* **What to work on**:
Give a verbatim copy of the lines below, minus the pictures.

* **Dataset items**:
-- Start --
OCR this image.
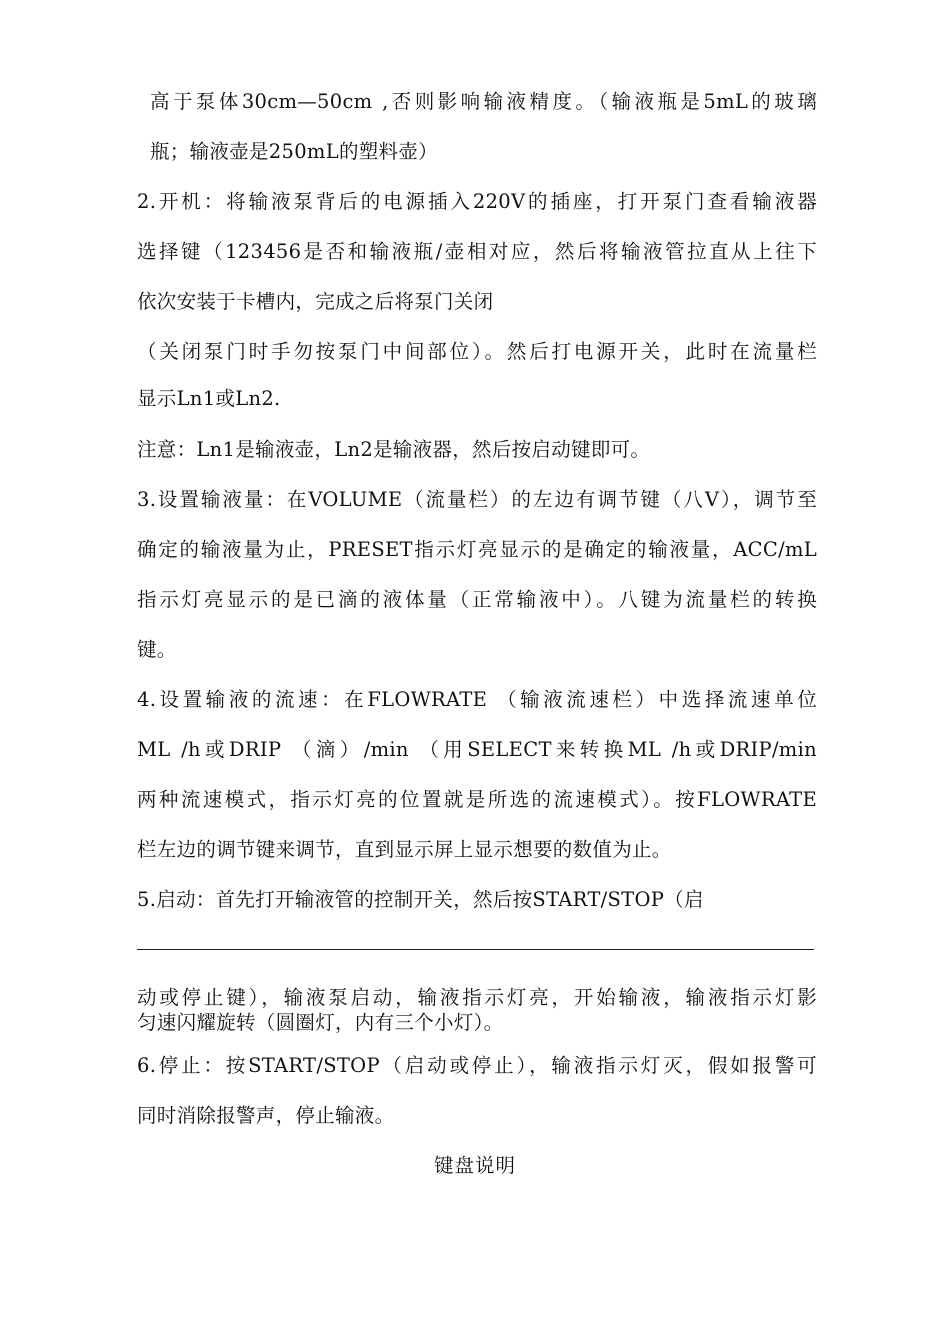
高于泵体30cm—50cm ,否则影响输液精度。（输液瓶是5mL的玻璃
瓶；输液壶是250mL的塑料壶）
2.开机：将输液泵背后的电源插入220V的插座，打开泵门查看输液器
选择键（123456是否和输液瓶/壶相对应，然后将输液管拉直从上往下
依次安装于卡槽内，完成之后将泵门关闭
（关闭泵门时手勿按泵门中间部位）。然后打电源开关，此时在流量栏
显示Ln1或Ln2.
注意：Ln1是输液壶，Ln2是输液器，然后按启动键即可。
3.设置输液量：在VOLUME（流量栏）的左边有调节键（八V），调节至
确定的输液量为止，PRESET指示灯亮显示的是确定的输液量，ACC/mL
指示灯亮显示的是已滴的液体量（正常输液中）。八键为流量栏的转换
键。
4.设置输液的流速：在FLOWRATE （输液流速栏）中选择流速单位
ML /h或DRIP （滴）/min （用SELECT来转换ML /h或DRIP/min
两种流速模式，指示灯亮的位置就是所选的流速模式）。按FLOWRATE
栏左边的调节键来调节，直到显示屏上显示想要的数值为止。
5.启动：首先打开输液管的控制开关，然后按START/STOP（启
动或停止键），输液泵启动，输液指示灯亮，开始输液，输液指示灯影
匀速闪耀旋转（圆圈灯，内有三个小灯）。
6.停止：按START/STOP（启动或停止），输液指示灯灭，假如报警可
同时消除报警声，停止输液。
键盘说明
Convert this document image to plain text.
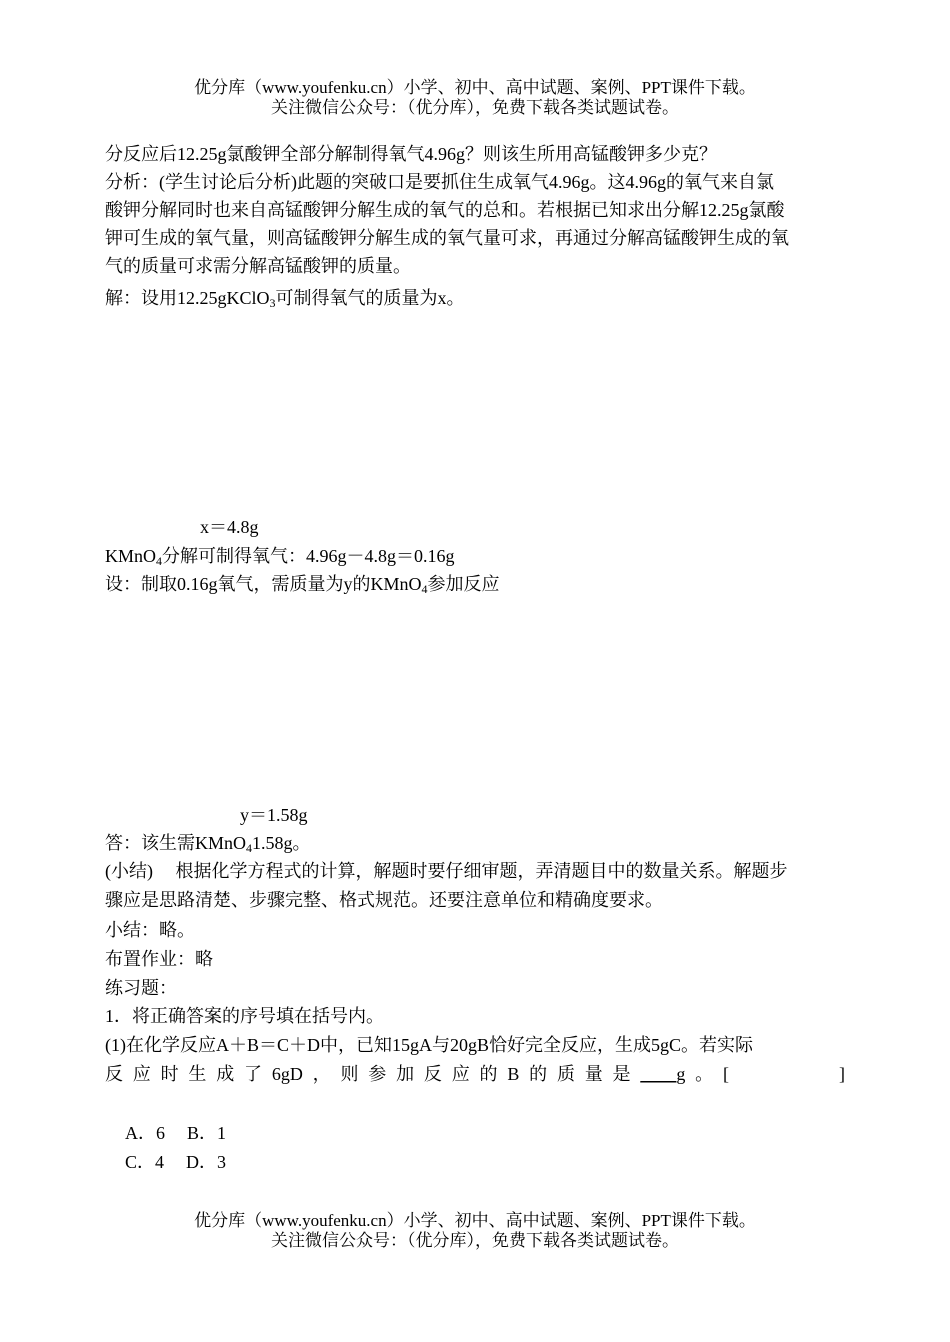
优分库（www.youfenku.cn）小学、初中、高中试题、案例、PPT课件下载。
关注微信公众号：（优分库），免费下载各类试题试卷。
分反应后12.25g氯酸钾全部分解制得氧气4.96g？则该生所用高锰酸钾多少克？
分析：(学生讨论后分析)此题的突破口是要抓住生成氧气4.96g。这4.96g的氧气来自氯
酸钾分解同时也来自高锰酸钾分解生成的氧气的总和。若根据已知求出分解12.25g氯酸
钾可生成的氧气量，则高锰酸钾分解生成的氧气量可求，再通过分解高锰酸钾生成的氧
气的质量可求需分解高锰酸钾的质量。
解：设用12.25gKClO$_3$可制得氧气的质量为x。
x＝4.8g
KMnO$_4$分解可制得氧气：4.96g－4.8g＝0.16g
设：制取0.16g氧气，需质量为y的KMnO$_4$参加反应
y＝1.58g
答：该生需KMnO$_4$1.58g。
(小结)　 根据化学方程式的计算，解题时要仔细审题，弄清题目中的数量关系。解题步
骤应是思路清楚、步骤完整、格式规范。还要注意单位和精确度要求。
小结：略。
布置作业：略
练习题：
1．将正确答案的序号填在括号内。
(1)在化学反应A＋B＝C＋D中，已知15gA与20gB恰好完全反应，生成5gC。若实际
反应时生成了6gD，则参加反应的B的质量是____g。[	]
A．6 B．1
C．4 D．3
优分库（www.youfenku.cn）小学、初中、高中试题、案例、PPT课件下载。
关注微信公众号：（优分库），免费下载各类试题试卷。
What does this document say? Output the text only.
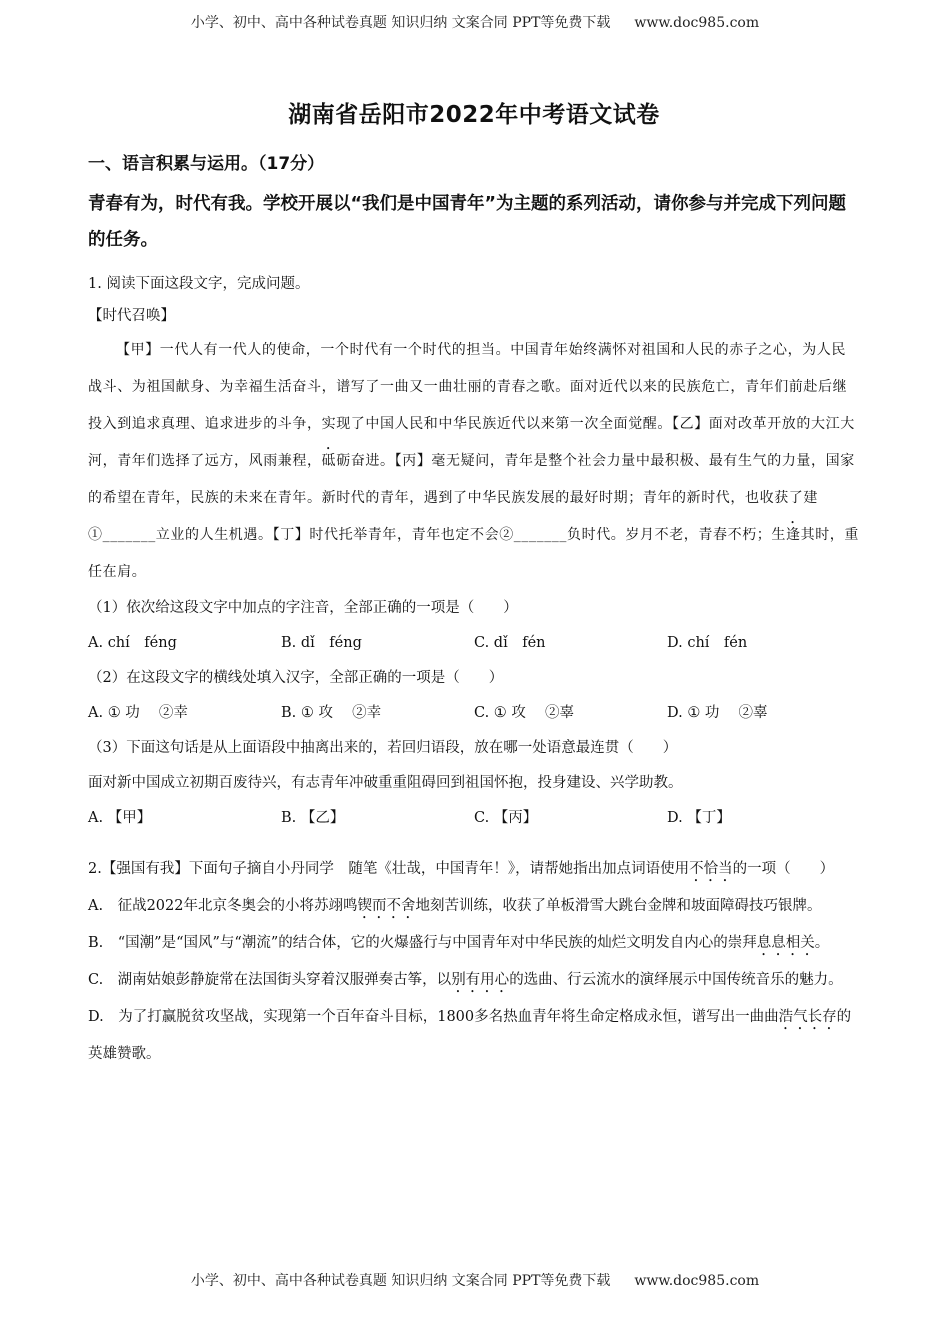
小学、初中、高中各种试卷真题 知识归纳 文案合同 PPT等免费下载 www.doc985.com
湖南省岳阳市2022年中考语文试卷
一、语言积累与运用。（17分）
青春有为，时代有我。学校开展以“我们是中国青年”为主题的系列活动，请你参与并完成下列问题的任务。
1. 阅读下面这段文字，完成问题。
【时代召唤】

【甲】一代人有一代人的使命，一个时代有一个时代的担当。中国青年始终满怀对祖国和人民的赤子之心，为人民战斗、为祖国献身、为幸福生活奋斗，谱写了一曲又一曲壮丽的青春之歌。面对近代以来的民族危亡，青年们前赴后继投入到追求真理、追求进步的斗争，实现了中国人民和中华民族近代以来第一次全面觉醒。【乙】面对改革开放的大江大河，青年们选择了远方，风雨兼程，砥砺奋进。【丙】毫无疑问，青年是整个社会力量中最积极、最有生气的力量，国家的希望在青年，民族的未来在青年。新时代的青年，遇到了中华民族发展的最好时期；青年的新时代，也收获了建①_______立业的人生机遇。【丁】时代托举青年，青年也定不会②_______负时代。岁月不老，青春不朽；生逢其时，重任在肩。

（1）依次给这段文字中加点的字注音，全部正确的一项是（　　）
A. chí　féng	B. dǐ　féng	C. dǐ　fén	D. chí　fén
（2）在这段文字的横线处填入汉字，全部正确的一项是（　　）
A. ① 功　 ②幸	B. ① 攻　 ②幸	C. ① 攻　 ②辜	D. ① 功　 ②辜
（3）下面这句话是从上面语段中抽离出来的，若回归语段，放在哪一处语意最连贯（　　）
面对新中国成立初期百废待兴，有志青年冲破重重阻碍回到祖国怀抱，投身建设、兴学助教。
A. 【甲】	B. 【乙】	C. 【丙】	D. 【丁】
2.【强国有我】下面句子摘自小丹同学　随笔《壮哉，中国青年！》，请帮她指出加点词语使用不恰当的一项（　　）
A.　征战2022年北京冬奥会的小将苏翊鸣锲而不舍地刻苦训练，收获了单板滑雪大跳台金牌和坡面障碍技巧银牌。
B.　“国潮”是“国风”与“潮流”的结合体，它的火爆盛行与中国青年对中华民族的灿烂文明发自内心的崇拜息息相关。
C.　湖南姑娘彭静旋常在法国街头穿着汉服弹奏古筝，以别有用心的选曲、行云流水的演绎展示中国传统音乐的魅力。
D.　为了打赢脱贫攻坚战，实现第一个百年奋斗目标，1800多名热血青年将生命定格成永恒，谱写出一曲曲浩气长存的英雄赞歌。
小学、初中、高中各种试卷真题 知识归纳 文案合同 PPT等免费下载 www.doc985.com
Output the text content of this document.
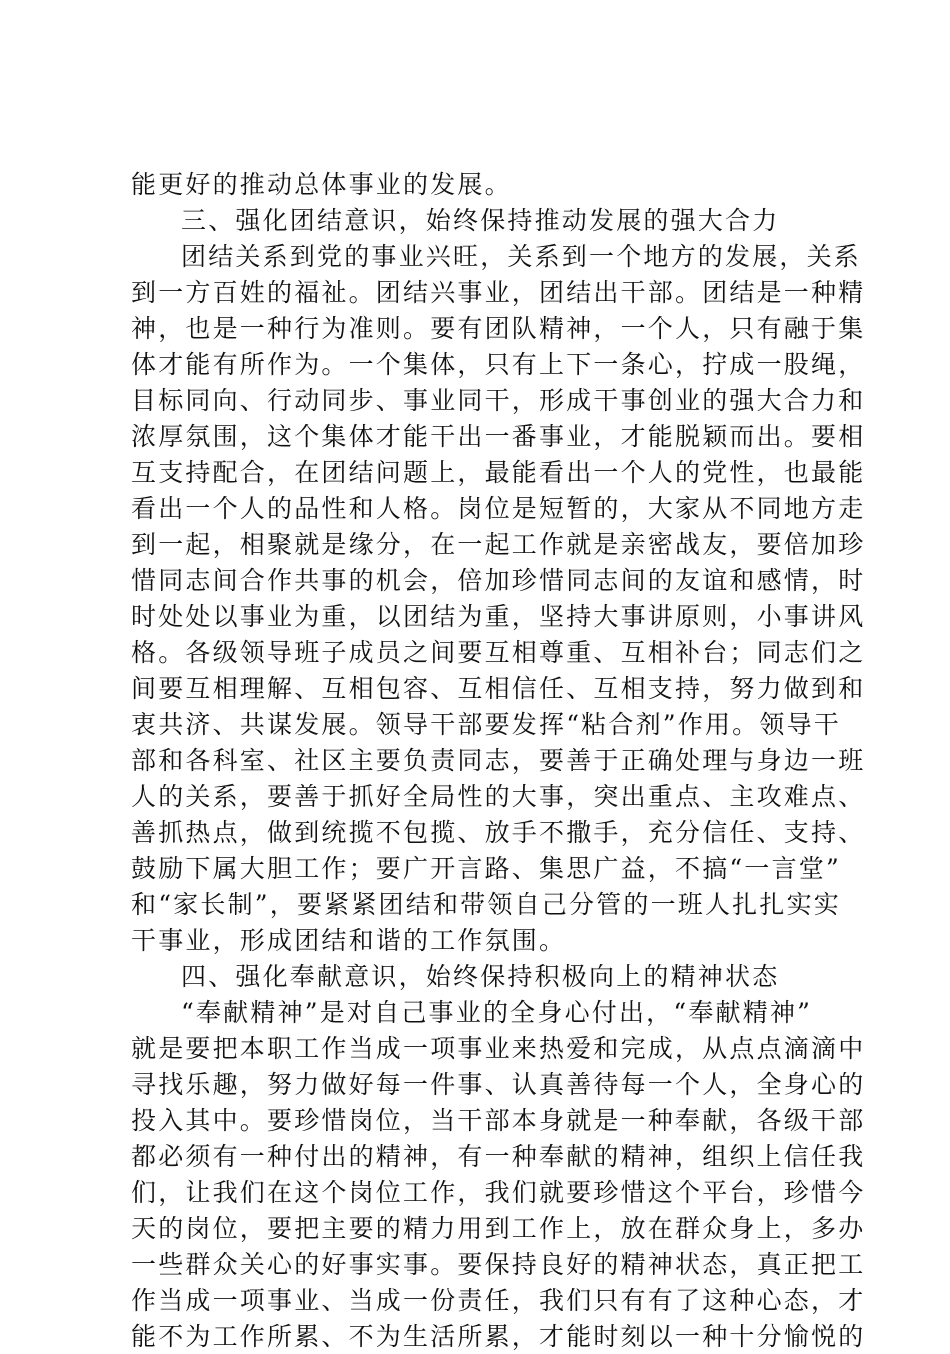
能更好的推动总体事业的发展。
三、强化团结意识，始终保持推动发展的强大合力
团结关系到党的事业兴旺，关系到一个地方的发展，关系
到一方百姓的福祉。团结兴事业，团结出干部。团结是一种精
神，也是一种行为准则。要有团队精神，一个人，只有融于集
体才能有所作为。一个集体，只有上下一条心，拧成一股绳，
目标同向、行动同步、事业同干，形成干事创业的强大合力和
浓厚氛围，这个集体才能干出一番事业，才能脱颖而出。要相
互支持配合，在团结问题上，最能看出一个人的党性，也最能
看出一个人的品性和人格。岗位是短暂的，大家从不同地方走
到一起，相聚就是缘分，在一起工作就是亲密战友，要倍加珍
惜同志间合作共事的机会，倍加珍惜同志间的友谊和感情，时
时处处以事业为重，以团结为重，坚持大事讲原则，小事讲风
格。各级领导班子成员之间要互相尊重、互相补台；同志们之
间要互相理解、互相包容、互相信任、互相支持，努力做到和
衷共济、共谋发展。领导干部要发挥“粘合剂”作用。领导干
部和各科室、社区主要负责同志，要善于正确处理与身边一班
人的关系，要善于抓好全局性的大事，突出重点、主攻难点、
善抓热点，做到统揽不包揽、放手不撒手，充分信任、支持、
鼓励下属大胆工作；要广开言路、集思广益，不搞“一言堂”
和“家长制”，要紧紧团结和带领自己分管的一班人扎扎实实
干事业，形成团结和谐的工作氛围。
四、强化奉献意识，始终保持积极向上的精神状态
“奉献精神”是对自己事业的全身心付出，“奉献精神”
就是要把本职工作当成一项事业来热爱和完成，从点点滴滴中
寻找乐趣，努力做好每一件事、认真善待每一个人，全身心的
投入其中。要珍惜岗位，当干部本身就是一种奉献，各级干部
都必须有一种付出的精神，有一种奉献的精神，组织上信任我
们，让我们在这个岗位工作，我们就要珍惜这个平台，珍惜今
天的岗位，要把主要的精力用到工作上，放在群众身上，多办
一些群众关心的好事实事。要保持良好的精神状态，真正把工
作当成一项事业、当成一份责任，我们只有有了这种心态，才
能不为工作所累、不为生活所累，才能时刻以一种十分愉悦的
-- End --
* **Worked solution**:
OCR this image.
高于泵体30cm—50cm ,否则影响输液精度。（输液瓶是5mL的玻璃
瓶；输液壶是250mL的塑料壶）
2.开机：将输液泵背后的电源插入220V的插座，打开泵门查看输液器
选择键（123456是否和输液瓶/壶相对应，然后将输液管拉直从上往下
依次安装于卡槽内，完成之后将泵门关闭
（关闭泵门时手勿按泵门中间部位）。然后打电源开关，此时在流量栏
显示Ln1或Ln2.
注意：Ln1是输液壶，Ln2是输液器，然后按启动键即可。
3.设置输液量：在VOLUME（流量栏）的左边有调节键（八V），调节至
确定的输液量为止，PRESET指示灯亮显示的是确定的输液量，ACC/mL
指示灯亮显示的是已滴的液体量（正常输液中）。八键为流量栏的转换
键。
4.设置输液的流速：在FLOWRATE （输液流速栏）中选择流速单位
ML /h或DRIP （滴）/min （用SELECT来转换ML /h或DRIP/min
两种流速模式，指示灯亮的位置就是所选的流速模式）。按FLOWRATE
栏左边的调节键来调节，直到显示屏上显示想要的数值为止。
5.启动：首先打开输液管的控制开关，然后按START/STOP（启
动或停止键），输液泵启动，输液指示灯亮，开始输液，输液指示灯影
匀速闪耀旋转（圆圈灯，内有三个小灯）。
6.停止：按START/STOP（启动或停止），输液指示灯灭，假如报警可
同时消除报警声，停止输液。
键盘说明
Convert this document image to plain text.
优分库（www.youfenku.cn）小学、初中、高中试题、案例、PPT课件下载。
关注微信公众号：（优分库），免费下载各类试题试卷。
分反应后12.25g氯酸钾全部分解制得氧气4.96g？则该生所用高锰酸钾多少克？
分析：(学生讨论后分析)此题的突破口是要抓住生成氧气4.96g。这4.96g的氧气来自氯
酸钾分解同时也来自高锰酸钾分解生成的氧气的总和。若根据已知求出分解12.25g氯酸
钾可生成的氧气量，则高锰酸钾分解生成的氧气量可求，再通过分解高锰酸钾生成的氧
气的质量可求需分解高锰酸钾的质量。
解：设用12.25gKClO$_3$可制得氧气的质量为x。
x＝4.8g
KMnO$_4$分解可制得氧气：4.96g－4.8g＝0.16g
设：制取0.16g氧气，需质量为y的KMnO$_4$参加反应
y＝1.58g
答：该生需KMnO$_4$1.58g。
(小结)　 根据化学方程式的计算，解题时要仔细审题，弄清题目中的数量关系。解题步
骤应是思路清楚、步骤完整、格式规范。还要注意单位和精确度要求。
小结：略。
布置作业：略
练习题：
1．将正确答案的序号填在括号内。
(1)在化学反应A＋B＝C＋D中，已知15gA与20gB恰好完全反应，生成5gC。若实际
反应时生成了6gD，则参加反应的B的质量是____g。[	]
A．6 B．1
C．4 D．3
优分库（www.youfenku.cn）小学、初中、高中试题、案例、PPT课件下载。
关注微信公众号：（优分库），免费下载各类试题试卷。
What does this document say? Output the text only.
小学、初中、高中各种试卷真题 知识归纳 文案合同 PPT等免费下载 www.doc985.com
湖南省岳阳市2022年中考语文试卷
一、语言积累与运用。（17分）
青春有为，时代有我。学校开展以“我们是中国青年”为主题的系列活动，请你参与并完成下列问题的任务。
1. 阅读下面这段文字，完成问题。
【时代召唤】

【甲】一代人有一代人的使命，一个时代有一个时代的担当。中国青年始终满怀对祖国和人民的赤子之心，为人民战斗、为祖国献身、为幸福生活奋斗，谱写了一曲又一曲壮丽的青春之歌。面对近代以来的民族危亡，青年们前赴后继投入到追求真理、追求进步的斗争，实现了中国人民和中华民族近代以来第一次全面觉醒。【乙】面对改革开放的大江大河，青年们选择了远方，风雨兼程，砥砺奋进。【丙】毫无疑问，青年是整个社会力量中最积极、最有生气的力量，国家的希望在青年，民族的未来在青年。新时代的青年，遇到了中华民族发展的最好时期；青年的新时代，也收获了建①_______立业的人生机遇。【丁】时代托举青年，青年也定不会②_______负时代。岁月不老，青春不朽；生逢其时，重任在肩。

（1）依次给这段文字中加点的字注音，全部正确的一项是（　　）
A. chí　féng	B. dǐ　féng	C. dǐ　fén	D. chí　fén
（2）在这段文字的横线处填入汉字，全部正确的一项是（　　）
A. ① 功　 ②幸	B. ① 攻　 ②幸	C. ① 攻　 ②辜	D. ① 功　 ②辜
（3）下面这句话是从上面语段中抽离出来的，若回归语段，放在哪一处语意最连贯（　　）
面对新中国成立初期百废待兴，有志青年冲破重重阻碍回到祖国怀抱，投身建设、兴学助教。
A. 【甲】	B. 【乙】	C. 【丙】	D. 【丁】
2.【强国有我】下面句子摘自小丹同学　随笔《壮哉，中国青年！》，请帮她指出加点词语使用不恰当的一项（　　）
A.　征战2022年北京冬奥会的小将苏翊鸣锲而不舍地刻苦训练，收获了单板滑雪大跳台金牌和坡面障碍技巧银牌。
B.　“国潮”是“国风”与“潮流”的结合体，它的火爆盛行与中国青年对中华民族的灿烂文明发自内心的崇拜息息相关。
C.　湖南姑娘彭静旋常在法国街头穿着汉服弹奏古筝，以别有用心的选曲、行云流水的演绎展示中国传统音乐的魅力。
D.　为了打赢脱贫攻坚战，实现第一个百年奋斗目标，1800多名热血青年将生命定格成永恒，谱写出一曲曲浩气长存的英雄赞歌。
小学、初中、高中各种试卷真题 知识归纳 文案合同 PPT等免费下载 www.doc985.com
Output the text content of this document.
能更好的推动总体事业的发展。
三、强化团结意识，始终保持推动发展的强大合力
团结关系到党的事业兴旺，关系到一个地方的发展，关系
到一方百姓的福祉。团结兴事业，团结出干部。团结是一种精
神，也是一种行为准则。要有团队精神，一个人，只有融于集
体才能有所作为。一个集体，只有上下一条心，拧成一股绳，
目标同向、行动同步、事业同干，形成干事创业的强大合力和
浓厚氛围，这个集体才能干出一番事业，才能脱颖而出。要相
互支持配合，在团结问题上，最能看出一个人的党性，也最能
看出一个人的品性和人格。岗位是短暂的，大家从不同地方走
到一起，相聚就是缘分，在一起工作就是亲密战友，要倍加珍
惜同志间合作共事的机会，倍加珍惜同志间的友谊和感情，时
时处处以事业为重，以团结为重，坚持大事讲原则，小事讲风
格。各级领导班子成员之间要互相尊重、互相补台；同志们之
间要互相理解、互相包容、互相信任、互相支持，努力做到和
衷共济、共谋发展。领导干部要发挥“粘合剂”作用。领导干
部和各科室、社区主要负责同志，要善于正确处理与身边一班
人的关系，要善于抓好全局性的大事，突出重点、主攻难点、
善抓热点，做到统揽不包揽、放手不撒手，充分信任、支持、
鼓励下属大胆工作；要广开言路、集思广益，不搞“一言堂”
和“家长制”，要紧紧团结和带领自己分管的一班人扎扎实实
干事业，形成团结和谐的工作氛围。
四、强化奉献意识，始终保持积极向上的精神状态
“奉献精神”是对自己事业的全身心付出，“奉献精神”
就是要把本职工作当成一项事业来热爱和完成，从点点滴滴中
寻找乐趣，努力做好每一件事、认真善待每一个人，全身心的
投入其中。要珍惜岗位，当干部本身就是一种奉献，各级干部
都必须有一种付出的精神，有一种奉献的精神，组织上信任我
们，让我们在这个岗位工作，我们就要珍惜这个平台，珍惜今
天的岗位，要把主要的精力用到工作上，放在群众身上，多办
一些群众关心的好事实事。要保持良好的精神状态，真正把工
作当成一项事业、当成一份责任，我们只有有了这种心态，才
能不为工作所累、不为生活所累，才能时刻以一种十分愉悦的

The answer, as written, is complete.